--- begin Working data ---
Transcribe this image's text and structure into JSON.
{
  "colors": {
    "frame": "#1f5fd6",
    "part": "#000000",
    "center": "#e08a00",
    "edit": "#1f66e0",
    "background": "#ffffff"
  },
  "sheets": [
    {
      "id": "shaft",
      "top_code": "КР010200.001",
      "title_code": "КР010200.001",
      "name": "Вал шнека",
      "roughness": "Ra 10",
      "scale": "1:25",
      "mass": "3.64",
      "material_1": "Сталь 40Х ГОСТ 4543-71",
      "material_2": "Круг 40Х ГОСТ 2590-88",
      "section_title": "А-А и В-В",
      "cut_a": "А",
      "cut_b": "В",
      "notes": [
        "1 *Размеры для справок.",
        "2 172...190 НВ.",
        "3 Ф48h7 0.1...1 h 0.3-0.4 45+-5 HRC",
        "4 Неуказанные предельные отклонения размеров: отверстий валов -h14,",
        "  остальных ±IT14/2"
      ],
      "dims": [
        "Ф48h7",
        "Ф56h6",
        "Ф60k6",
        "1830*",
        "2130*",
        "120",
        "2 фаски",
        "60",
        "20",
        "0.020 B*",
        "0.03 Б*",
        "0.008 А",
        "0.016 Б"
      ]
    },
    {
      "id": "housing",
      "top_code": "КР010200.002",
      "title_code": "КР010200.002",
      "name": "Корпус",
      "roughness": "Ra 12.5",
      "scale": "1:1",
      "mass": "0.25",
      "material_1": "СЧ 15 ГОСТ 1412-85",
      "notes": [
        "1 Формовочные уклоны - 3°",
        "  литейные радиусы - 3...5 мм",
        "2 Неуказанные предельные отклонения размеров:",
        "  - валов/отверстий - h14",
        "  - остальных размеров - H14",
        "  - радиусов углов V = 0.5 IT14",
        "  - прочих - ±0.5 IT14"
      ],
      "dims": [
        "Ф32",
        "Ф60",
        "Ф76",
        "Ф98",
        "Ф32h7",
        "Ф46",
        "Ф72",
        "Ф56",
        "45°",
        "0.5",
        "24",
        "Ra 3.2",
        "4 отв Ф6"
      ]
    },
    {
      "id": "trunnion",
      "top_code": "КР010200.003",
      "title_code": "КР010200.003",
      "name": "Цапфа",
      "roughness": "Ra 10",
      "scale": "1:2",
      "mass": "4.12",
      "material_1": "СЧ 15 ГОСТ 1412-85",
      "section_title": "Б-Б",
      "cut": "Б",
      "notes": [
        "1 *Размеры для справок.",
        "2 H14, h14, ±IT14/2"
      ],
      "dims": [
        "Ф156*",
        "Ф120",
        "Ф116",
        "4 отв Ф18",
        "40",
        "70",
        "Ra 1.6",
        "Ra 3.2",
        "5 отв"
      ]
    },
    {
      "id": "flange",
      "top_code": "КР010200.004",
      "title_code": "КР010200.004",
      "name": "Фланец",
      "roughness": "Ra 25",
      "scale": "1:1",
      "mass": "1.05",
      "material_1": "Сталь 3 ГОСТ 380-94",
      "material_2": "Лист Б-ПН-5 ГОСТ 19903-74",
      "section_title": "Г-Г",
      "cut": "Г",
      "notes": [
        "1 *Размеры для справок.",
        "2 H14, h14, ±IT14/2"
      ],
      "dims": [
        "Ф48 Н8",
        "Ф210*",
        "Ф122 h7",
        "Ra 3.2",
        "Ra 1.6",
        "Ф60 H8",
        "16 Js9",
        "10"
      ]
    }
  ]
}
--- end Working data ---
Please reproduce all of the entries exactly as they stand.

Transcribe this image's text and structure into JSON.
{
  "colors": {
    "frame": "#1f5fd6",
    "part": "#000000",
    "center": "#e08a00",
    "edit": "#1f66e0",
    "background": "#ffffff"
  },
  "sheets": [
    {
      "id": "shaft",
      "top_code": "КР010200.001",
      "title_code": "КР010200.001",
      "name": "Вал шнека",
      "roughness": "Ra 10",
      "scale": "1:25",
      "mass": "3.64",
      "material_1": "Сталь 40Х ГОСТ 4543-71",
      "material_2": "Круг 40Х ГОСТ 2590-88",
      "section_title": "А-А и В-В",
      "cut_a": "А",
      "cut_b": "В",
      "notes": [
        "1 *Размеры для справок.",
        "2 172...190 НВ.",
        "3 Ф48h7 0.1...1 h 0.3-0.4 45+-5 HRC",
        "4 Неуказанные предельные отклонения размеров: отверстий валов -h14,",
        "  остальных ±IT14/2"
      ],
      "dims": [
        "Ф48h7",
        "Ф56h6",
        "Ф60k6",
        "1830*",
        "2130*",
        "120",
        "2 фаски",
        "60",
        "20",
        "0.020 B*",
        "0.03 Б*",
        "0.008 А",
        "0.016 Б"
      ]
    },
    {
      "id": "housing",
      "top_code": "КР010200.002",
      "title_code": "КР010200.002",
      "name": "Корпус",
      "roughness": "Ra 12.5",
      "scale": "1:1",
      "mass": "0.25",
      "material_1": "СЧ 15 ГОСТ 1412-85",
      "notes": [
        "1 Формовочные уклоны - 3°",
        "  литейные радиусы - 3...5 мм",
        "2 Неуказанные предельные отклонения размеров:",
        "  - валов/отверстий - h14",
        "  - остальных размеров - H14",
        "  - радиусов углов V = 0.5 IT14",
        "  - прочих - ±0.5 IT14"
      ],
      "dims": [
        "Ф32",
        "Ф60",
        "Ф76",
        "Ф98",
        "Ф32h7",
        "Ф46",
        "Ф72",
        "Ф56",
        "45°",
        "0.5",
        "24",
        "Ra 3.2",
        "4 отв Ф6"
      ]
    },
    {
      "id": "trunnion",
      "top_code": "КР010200.003",
      "title_code": "КР010200.003",
      "name": "Цапфа",
      "roughness": "Ra 10",
      "scale": "1:2",
      "mass": "4.12",
      "material_1": "СЧ 15 ГОСТ 1412-85",
      "section_title": "Б-Б",
      "cut": "Б",
      "notes": [
        "1 *Размеры для справок.",
        "2 H14, h14, ±IT14/2"
      ],
      "dims": [
        "Ф156*",
        "Ф120",
        "Ф116",
        "4 отв Ф18",
        "40",
        "70",
        "Ra 1.6",
        "Ra 3.2",
        "5 отв"
      ]
    },
    {
      "id": "flange",
      "top_code": "КР010200.004",
      "title_code": "КР010200.004",
      "name": "Фланец",
      "roughness": "Ra 25",
      "scale": "1:1",
      "mass": "1.05",
      "material_1": "Сталь 3 ГОСТ 380-94",
      "material_2": "Лист Б-ПН-5 ГОСТ 19903-74",
      "section_title": "Г-Г",
      "cut": "Г",
      "notes": [
        "1 *Размеры для справок.",
        "2 H14, h14, ±IT14/2"
      ],
      "dims": [
        "Ф48 Н8",
        "Ф210*",
        "Ф122 h7",
        "Ra 3.2",
        "Ra 1.6",
        "Ф60 H8",
        "16 Js9",
        "10"
      ]
    }
  ]
}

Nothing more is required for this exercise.